Each record below should be output verbatim, without pictures.
── Data lines
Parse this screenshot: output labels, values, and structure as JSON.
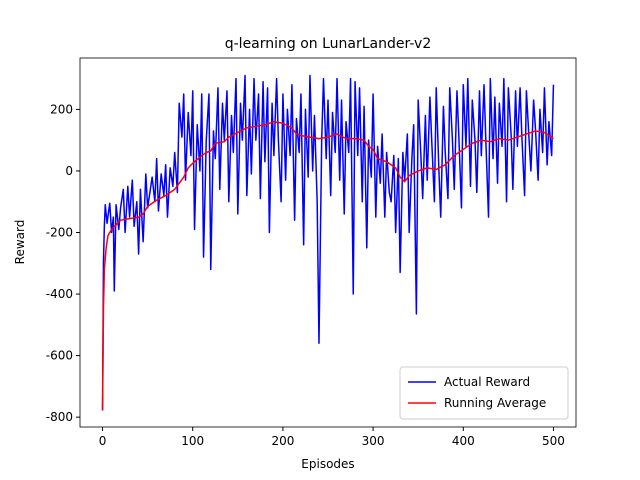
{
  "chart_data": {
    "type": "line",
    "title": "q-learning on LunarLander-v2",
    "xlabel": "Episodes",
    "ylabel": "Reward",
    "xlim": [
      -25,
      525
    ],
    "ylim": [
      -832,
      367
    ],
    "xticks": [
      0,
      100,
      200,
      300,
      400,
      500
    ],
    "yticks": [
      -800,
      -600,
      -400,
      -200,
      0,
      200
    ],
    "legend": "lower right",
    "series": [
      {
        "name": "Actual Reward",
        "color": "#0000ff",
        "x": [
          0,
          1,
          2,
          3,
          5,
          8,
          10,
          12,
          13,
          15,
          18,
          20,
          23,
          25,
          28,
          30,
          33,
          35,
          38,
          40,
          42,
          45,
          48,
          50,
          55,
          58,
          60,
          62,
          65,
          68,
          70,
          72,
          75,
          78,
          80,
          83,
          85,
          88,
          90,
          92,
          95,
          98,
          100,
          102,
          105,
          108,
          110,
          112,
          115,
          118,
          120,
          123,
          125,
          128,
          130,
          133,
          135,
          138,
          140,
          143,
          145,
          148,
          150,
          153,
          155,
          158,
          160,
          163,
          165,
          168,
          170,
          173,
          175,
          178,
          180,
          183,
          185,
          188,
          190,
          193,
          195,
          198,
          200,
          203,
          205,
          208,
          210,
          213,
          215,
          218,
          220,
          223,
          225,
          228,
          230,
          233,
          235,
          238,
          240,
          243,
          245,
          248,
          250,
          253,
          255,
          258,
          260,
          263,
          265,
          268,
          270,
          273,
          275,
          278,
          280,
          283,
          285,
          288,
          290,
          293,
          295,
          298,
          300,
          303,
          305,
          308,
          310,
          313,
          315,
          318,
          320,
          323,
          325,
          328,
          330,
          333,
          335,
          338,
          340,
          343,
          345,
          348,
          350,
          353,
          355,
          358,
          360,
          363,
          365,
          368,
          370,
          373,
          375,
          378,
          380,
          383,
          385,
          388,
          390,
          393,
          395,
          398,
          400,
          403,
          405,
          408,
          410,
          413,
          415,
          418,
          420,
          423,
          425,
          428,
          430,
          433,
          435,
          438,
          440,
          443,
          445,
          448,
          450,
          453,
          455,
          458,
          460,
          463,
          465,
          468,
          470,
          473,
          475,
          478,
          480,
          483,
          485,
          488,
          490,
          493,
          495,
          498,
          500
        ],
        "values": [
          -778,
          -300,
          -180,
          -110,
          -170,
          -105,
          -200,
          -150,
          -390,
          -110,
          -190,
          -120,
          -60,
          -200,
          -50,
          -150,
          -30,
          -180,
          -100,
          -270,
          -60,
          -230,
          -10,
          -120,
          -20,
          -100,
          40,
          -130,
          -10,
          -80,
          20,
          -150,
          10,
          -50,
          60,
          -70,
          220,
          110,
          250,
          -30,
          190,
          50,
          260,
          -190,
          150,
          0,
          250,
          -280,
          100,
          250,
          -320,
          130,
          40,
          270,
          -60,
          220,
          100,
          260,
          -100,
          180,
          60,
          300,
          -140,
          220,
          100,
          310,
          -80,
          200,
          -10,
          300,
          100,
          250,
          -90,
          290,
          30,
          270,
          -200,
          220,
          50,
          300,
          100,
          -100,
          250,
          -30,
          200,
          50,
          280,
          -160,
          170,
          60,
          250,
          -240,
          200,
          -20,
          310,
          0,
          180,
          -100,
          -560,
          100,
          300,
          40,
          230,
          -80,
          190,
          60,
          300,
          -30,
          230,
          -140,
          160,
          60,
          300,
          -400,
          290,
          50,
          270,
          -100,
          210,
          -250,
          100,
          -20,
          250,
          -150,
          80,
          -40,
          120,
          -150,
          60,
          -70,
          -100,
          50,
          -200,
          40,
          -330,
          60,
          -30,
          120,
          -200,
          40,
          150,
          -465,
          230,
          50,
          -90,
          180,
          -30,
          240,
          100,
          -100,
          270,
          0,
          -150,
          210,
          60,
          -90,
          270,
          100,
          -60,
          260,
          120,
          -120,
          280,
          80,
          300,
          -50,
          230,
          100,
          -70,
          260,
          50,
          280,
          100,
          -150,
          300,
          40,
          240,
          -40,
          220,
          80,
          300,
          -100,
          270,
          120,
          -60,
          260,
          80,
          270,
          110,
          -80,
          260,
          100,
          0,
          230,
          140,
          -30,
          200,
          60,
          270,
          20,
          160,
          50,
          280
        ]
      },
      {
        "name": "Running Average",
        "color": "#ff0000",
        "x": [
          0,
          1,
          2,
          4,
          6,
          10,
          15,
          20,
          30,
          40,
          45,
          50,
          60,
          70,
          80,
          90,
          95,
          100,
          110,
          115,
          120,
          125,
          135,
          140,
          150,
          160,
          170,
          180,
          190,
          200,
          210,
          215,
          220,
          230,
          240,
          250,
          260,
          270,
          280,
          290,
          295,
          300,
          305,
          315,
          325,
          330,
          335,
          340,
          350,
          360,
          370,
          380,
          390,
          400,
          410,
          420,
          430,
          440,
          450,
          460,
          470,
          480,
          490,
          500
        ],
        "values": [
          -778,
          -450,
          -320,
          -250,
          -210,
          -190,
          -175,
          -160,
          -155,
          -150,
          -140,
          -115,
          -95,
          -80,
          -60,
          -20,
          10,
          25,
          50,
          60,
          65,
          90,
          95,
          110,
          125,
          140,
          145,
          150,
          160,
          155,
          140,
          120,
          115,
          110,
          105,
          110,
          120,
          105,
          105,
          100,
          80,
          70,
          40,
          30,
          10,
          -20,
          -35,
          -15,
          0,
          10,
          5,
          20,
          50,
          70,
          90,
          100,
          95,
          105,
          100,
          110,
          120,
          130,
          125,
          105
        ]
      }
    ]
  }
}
────
## Final result
Parse this screenshot: output labels, values, and structure as JSON.
{
  "chart_data": {
    "type": "line",
    "title": "q-learning on LunarLander-v2",
    "xlabel": "Episodes",
    "ylabel": "Reward",
    "xlim": [
      -25,
      525
    ],
    "ylim": [
      -832,
      367
    ],
    "xticks": [
      0,
      100,
      200,
      300,
      400,
      500
    ],
    "yticks": [
      -800,
      -600,
      -400,
      -200,
      0,
      200
    ],
    "legend": "lower right",
    "series": [
      {
        "name": "Actual Reward",
        "color": "#0000ff",
        "x": [
          0,
          1,
          2,
          3,
          5,
          8,
          10,
          12,
          13,
          15,
          18,
          20,
          23,
          25,
          28,
          30,
          33,
          35,
          38,
          40,
          42,
          45,
          48,
          50,
          55,
          58,
          60,
          62,
          65,
          68,
          70,
          72,
          75,
          78,
          80,
          83,
          85,
          88,
          90,
          92,
          95,
          98,
          100,
          102,
          105,
          108,
          110,
          112,
          115,
          118,
          120,
          123,
          125,
          128,
          130,
          133,
          135,
          138,
          140,
          143,
          145,
          148,
          150,
          153,
          155,
          158,
          160,
          163,
          165,
          168,
          170,
          173,
          175,
          178,
          180,
          183,
          185,
          188,
          190,
          193,
          195,
          198,
          200,
          203,
          205,
          208,
          210,
          213,
          215,
          218,
          220,
          223,
          225,
          228,
          230,
          233,
          235,
          238,
          240,
          243,
          245,
          248,
          250,
          253,
          255,
          258,
          260,
          263,
          265,
          268,
          270,
          273,
          275,
          278,
          280,
          283,
          285,
          288,
          290,
          293,
          295,
          298,
          300,
          303,
          305,
          308,
          310,
          313,
          315,
          318,
          320,
          323,
          325,
          328,
          330,
          333,
          335,
          338,
          340,
          343,
          345,
          348,
          350,
          353,
          355,
          358,
          360,
          363,
          365,
          368,
          370,
          373,
          375,
          378,
          380,
          383,
          385,
          388,
          390,
          393,
          395,
          398,
          400,
          403,
          405,
          408,
          410,
          413,
          415,
          418,
          420,
          423,
          425,
          428,
          430,
          433,
          435,
          438,
          440,
          443,
          445,
          448,
          450,
          453,
          455,
          458,
          460,
          463,
          465,
          468,
          470,
          473,
          475,
          478,
          480,
          483,
          485,
          488,
          490,
          493,
          495,
          498,
          500
        ],
        "values": [
          -778,
          -300,
          -180,
          -110,
          -170,
          -105,
          -200,
          -150,
          -390,
          -110,
          -190,
          -120,
          -60,
          -200,
          -50,
          -150,
          -30,
          -180,
          -100,
          -270,
          -60,
          -230,
          -10,
          -120,
          -20,
          -100,
          40,
          -130,
          -10,
          -80,
          20,
          -150,
          10,
          -50,
          60,
          -70,
          220,
          110,
          250,
          -30,
          190,
          50,
          260,
          -190,
          150,
          0,
          250,
          -280,
          100,
          250,
          -320,
          130,
          40,
          270,
          -60,
          220,
          100,
          260,
          -100,
          180,
          60,
          300,
          -140,
          220,
          100,
          310,
          -80,
          200,
          -10,
          300,
          100,
          250,
          -90,
          290,
          30,
          270,
          -200,
          220,
          50,
          300,
          100,
          -100,
          250,
          -30,
          200,
          50,
          280,
          -160,
          170,
          60,
          250,
          -240,
          200,
          -20,
          310,
          0,
          180,
          -100,
          -560,
          100,
          300,
          40,
          230,
          -80,
          190,
          60,
          300,
          -30,
          230,
          -140,
          160,
          60,
          300,
          -400,
          290,
          50,
          270,
          -100,
          210,
          -250,
          100,
          -20,
          250,
          -150,
          80,
          -40,
          120,
          -150,
          60,
          -70,
          -100,
          50,
          -200,
          40,
          -330,
          60,
          -30,
          120,
          -200,
          40,
          150,
          -465,
          230,
          50,
          -90,
          180,
          -30,
          240,
          100,
          -100,
          270,
          0,
          -150,
          210,
          60,
          -90,
          270,
          100,
          -60,
          260,
          120,
          -120,
          280,
          80,
          300,
          -50,
          230,
          100,
          -70,
          260,
          50,
          280,
          100,
          -150,
          300,
          40,
          240,
          -40,
          220,
          80,
          300,
          -100,
          270,
          120,
          -60,
          260,
          80,
          270,
          110,
          -80,
          260,
          100,
          0,
          230,
          140,
          -30,
          200,
          60,
          270,
          20,
          160,
          50,
          280
        ]
      },
      {
        "name": "Running Average",
        "color": "#ff0000",
        "x": [
          0,
          1,
          2,
          4,
          6,
          10,
          15,
          20,
          30,
          40,
          45,
          50,
          60,
          70,
          80,
          90,
          95,
          100,
          110,
          115,
          120,
          125,
          135,
          140,
          150,
          160,
          170,
          180,
          190,
          200,
          210,
          215,
          220,
          230,
          240,
          250,
          260,
          270,
          280,
          290,
          295,
          300,
          305,
          315,
          325,
          330,
          335,
          340,
          350,
          360,
          370,
          380,
          390,
          400,
          410,
          420,
          430,
          440,
          450,
          460,
          470,
          480,
          490,
          500
        ],
        "values": [
          -778,
          -450,
          -320,
          -250,
          -210,
          -190,
          -175,
          -160,
          -155,
          -150,
          -140,
          -115,
          -95,
          -80,
          -60,
          -20,
          10,
          25,
          50,
          60,
          65,
          90,
          95,
          110,
          125,
          140,
          145,
          150,
          160,
          155,
          140,
          120,
          115,
          110,
          105,
          110,
          120,
          105,
          105,
          100,
          80,
          70,
          40,
          30,
          10,
          -20,
          -35,
          -15,
          0,
          10,
          5,
          20,
          50,
          70,
          90,
          100,
          95,
          105,
          100,
          110,
          120,
          130,
          125,
          105
        ]
      }
    ]
  }
}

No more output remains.